■ **Brief**: Repeat each line exactly as it is written.

■ **Given data**:
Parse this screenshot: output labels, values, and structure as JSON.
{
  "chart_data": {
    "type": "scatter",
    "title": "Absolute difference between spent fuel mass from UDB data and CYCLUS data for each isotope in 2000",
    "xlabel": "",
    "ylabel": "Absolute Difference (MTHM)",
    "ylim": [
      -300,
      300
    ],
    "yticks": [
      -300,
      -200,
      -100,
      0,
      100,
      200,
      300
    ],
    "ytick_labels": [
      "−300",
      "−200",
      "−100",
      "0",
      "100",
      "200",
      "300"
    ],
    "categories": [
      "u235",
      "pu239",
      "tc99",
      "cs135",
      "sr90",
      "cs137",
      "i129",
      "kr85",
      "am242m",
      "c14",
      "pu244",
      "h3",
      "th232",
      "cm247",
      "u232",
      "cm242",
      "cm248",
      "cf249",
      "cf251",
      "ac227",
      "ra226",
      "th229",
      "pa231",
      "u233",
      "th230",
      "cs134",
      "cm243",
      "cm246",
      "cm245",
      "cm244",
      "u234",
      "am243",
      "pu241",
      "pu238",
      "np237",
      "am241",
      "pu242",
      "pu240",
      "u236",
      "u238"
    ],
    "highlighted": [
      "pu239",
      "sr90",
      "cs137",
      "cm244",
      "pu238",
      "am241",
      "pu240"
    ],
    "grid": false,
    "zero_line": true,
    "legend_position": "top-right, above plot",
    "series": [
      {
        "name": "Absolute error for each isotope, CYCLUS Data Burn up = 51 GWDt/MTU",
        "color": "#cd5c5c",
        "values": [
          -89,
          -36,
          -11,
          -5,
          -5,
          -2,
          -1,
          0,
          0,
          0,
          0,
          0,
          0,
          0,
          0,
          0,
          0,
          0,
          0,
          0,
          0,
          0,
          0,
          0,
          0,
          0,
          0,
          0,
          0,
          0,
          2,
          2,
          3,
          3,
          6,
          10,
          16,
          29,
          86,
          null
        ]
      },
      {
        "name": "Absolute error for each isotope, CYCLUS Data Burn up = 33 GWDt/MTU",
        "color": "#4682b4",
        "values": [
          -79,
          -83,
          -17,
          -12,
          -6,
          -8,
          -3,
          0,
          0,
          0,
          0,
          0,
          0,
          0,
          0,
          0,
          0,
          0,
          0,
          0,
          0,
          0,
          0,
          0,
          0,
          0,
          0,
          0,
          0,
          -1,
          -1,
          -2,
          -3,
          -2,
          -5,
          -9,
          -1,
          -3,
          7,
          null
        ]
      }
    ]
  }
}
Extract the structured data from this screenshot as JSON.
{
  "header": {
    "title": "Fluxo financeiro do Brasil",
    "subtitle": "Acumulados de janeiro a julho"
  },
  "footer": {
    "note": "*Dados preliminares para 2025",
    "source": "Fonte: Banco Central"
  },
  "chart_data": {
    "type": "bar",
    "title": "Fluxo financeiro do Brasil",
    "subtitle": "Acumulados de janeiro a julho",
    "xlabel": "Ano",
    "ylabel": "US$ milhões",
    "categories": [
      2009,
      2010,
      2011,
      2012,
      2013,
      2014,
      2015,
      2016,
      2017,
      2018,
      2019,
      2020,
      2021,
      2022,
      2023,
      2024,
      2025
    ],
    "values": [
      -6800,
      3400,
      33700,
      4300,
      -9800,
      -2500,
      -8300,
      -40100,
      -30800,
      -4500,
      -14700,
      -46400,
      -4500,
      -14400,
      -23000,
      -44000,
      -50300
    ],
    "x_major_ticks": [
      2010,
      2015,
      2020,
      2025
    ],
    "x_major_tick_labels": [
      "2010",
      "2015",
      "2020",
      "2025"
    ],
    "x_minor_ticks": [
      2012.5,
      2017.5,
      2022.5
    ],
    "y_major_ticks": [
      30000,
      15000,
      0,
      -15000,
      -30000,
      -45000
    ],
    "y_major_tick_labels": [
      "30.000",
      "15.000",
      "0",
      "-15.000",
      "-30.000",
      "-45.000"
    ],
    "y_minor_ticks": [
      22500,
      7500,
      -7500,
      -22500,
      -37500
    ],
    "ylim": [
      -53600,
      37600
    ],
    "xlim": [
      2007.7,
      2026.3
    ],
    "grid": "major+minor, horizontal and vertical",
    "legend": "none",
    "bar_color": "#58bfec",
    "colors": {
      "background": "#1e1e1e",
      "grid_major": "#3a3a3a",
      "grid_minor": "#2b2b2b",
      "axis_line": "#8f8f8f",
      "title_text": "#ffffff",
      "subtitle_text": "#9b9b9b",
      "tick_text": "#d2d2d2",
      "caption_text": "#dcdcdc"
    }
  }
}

■ **Reply to the exercise**:
Parse this screenshot: output labels, values, and structure as JSON.
{
  "chart_data": {
    "type": "scatter",
    "title": "Absolute difference between spent fuel mass from UDB data and CYCLUS data for each isotope in 2000",
    "xlabel": "",
    "ylabel": "Absolute Difference (MTHM)",
    "ylim": [
      -300,
      300
    ],
    "yticks": [
      -300,
      -200,
      -100,
      0,
      100,
      200,
      300
    ],
    "ytick_labels": [
      "−300",
      "−200",
      "−100",
      "0",
      "100",
      "200",
      "300"
    ],
    "categories": [
      "u235",
      "pu239",
      "tc99",
      "cs135",
      "sr90",
      "cs137",
      "i129",
      "kr85",
      "am242m",
      "c14",
      "pu244",
      "h3",
      "th232",
      "cm247",
      "u232",
      "cm242",
      "cm248",
      "cf249",
      "cf251",
      "ac227",
      "ra226",
      "th229",
      "pa231",
      "u233",
      "th230",
      "cs134",
      "cm243",
      "cm246",
      "cm245",
      "cm244",
      "u234",
      "am243",
      "pu241",
      "pu238",
      "np237",
      "am241",
      "pu242",
      "pu240",
      "u236",
      "u238"
    ],
    "highlighted": [
      "pu239",
      "sr90",
      "cs137",
      "cm244",
      "pu238",
      "am241",
      "pu240"
    ],
    "grid": false,
    "zero_line": true,
    "legend_position": "top-right, above plot",
    "series": [
      {
        "name": "Absolute error for each isotope, CYCLUS Data Burn up = 51 GWDt/MTU",
        "color": "#cd5c5c",
        "values": [
          -89,
          -36,
          -11,
          -5,
          -5,
          -2,
          -1,
          0,
          0,
          0,
          0,
          0,
          0,
          0,
          0,
          0,
          0,
          0,
          0,
          0,
          0,
          0,
          0,
          0,
          0,
          0,
          0,
          0,
          0,
          0,
          2,
          2,
          3,
          3,
          6,
          10,
          16,
          29,
          86,
          null
        ]
      },
      {
        "name": "Absolute error for each isotope, CYCLUS Data Burn up = 33 GWDt/MTU",
        "color": "#4682b4",
        "values": [
          -79,
          -83,
          -17,
          -12,
          -6,
          -8,
          -3,
          0,
          0,
          0,
          0,
          0,
          0,
          0,
          0,
          0,
          0,
          0,
          0,
          0,
          0,
          0,
          0,
          0,
          0,
          0,
          0,
          0,
          0,
          -1,
          -1,
          -2,
          -3,
          -2,
          -5,
          -9,
          -1,
          -3,
          7,
          null
        ]
      }
    ]
  }
}
Extract the structured data from this screenshot as JSON.
{
  "header": {
    "title": "Fluxo financeiro do Brasil",
    "subtitle": "Acumulados de janeiro a julho"
  },
  "footer": {
    "note": "*Dados preliminares para 2025",
    "source": "Fonte: Banco Central"
  },
  "chart_data": {
    "type": "bar",
    "title": "Fluxo financeiro do Brasil",
    "subtitle": "Acumulados de janeiro a julho",
    "xlabel": "Ano",
    "ylabel": "US$ milhões",
    "categories": [
      2009,
      2010,
      2011,
      2012,
      2013,
      2014,
      2015,
      2016,
      2017,
      2018,
      2019,
      2020,
      2021,
      2022,
      2023,
      2024,
      2025
    ],
    "values": [
      -6800,
      3400,
      33700,
      4300,
      -9800,
      -2500,
      -8300,
      -40100,
      -30800,
      -4500,
      -14700,
      -46400,
      -4500,
      -14400,
      -23000,
      -44000,
      -50300
    ],
    "x_major_ticks": [
      2010,
      2015,
      2020,
      2025
    ],
    "x_major_tick_labels": [
      "2010",
      "2015",
      "2020",
      "2025"
    ],
    "x_minor_ticks": [
      2012.5,
      2017.5,
      2022.5
    ],
    "y_major_ticks": [
      30000,
      15000,
      0,
      -15000,
      -30000,
      -45000
    ],
    "y_major_tick_labels": [
      "30.000",
      "15.000",
      "0",
      "-15.000",
      "-30.000",
      "-45.000"
    ],
    "y_minor_ticks": [
      22500,
      7500,
      -7500,
      -22500,
      -37500
    ],
    "ylim": [
      -53600,
      37600
    ],
    "xlim": [
      2007.7,
      2026.3
    ],
    "grid": "major+minor, horizontal and vertical",
    "legend": "none",
    "bar_color": "#58bfec",
    "colors": {
      "background": "#1e1e1e",
      "grid_major": "#3a3a3a",
      "grid_minor": "#2b2b2b",
      "axis_line": "#8f8f8f",
      "title_text": "#ffffff",
      "subtitle_text": "#9b9b9b",
      "tick_text": "#d2d2d2",
      "caption_text": "#dcdcdc"
    }
  }
}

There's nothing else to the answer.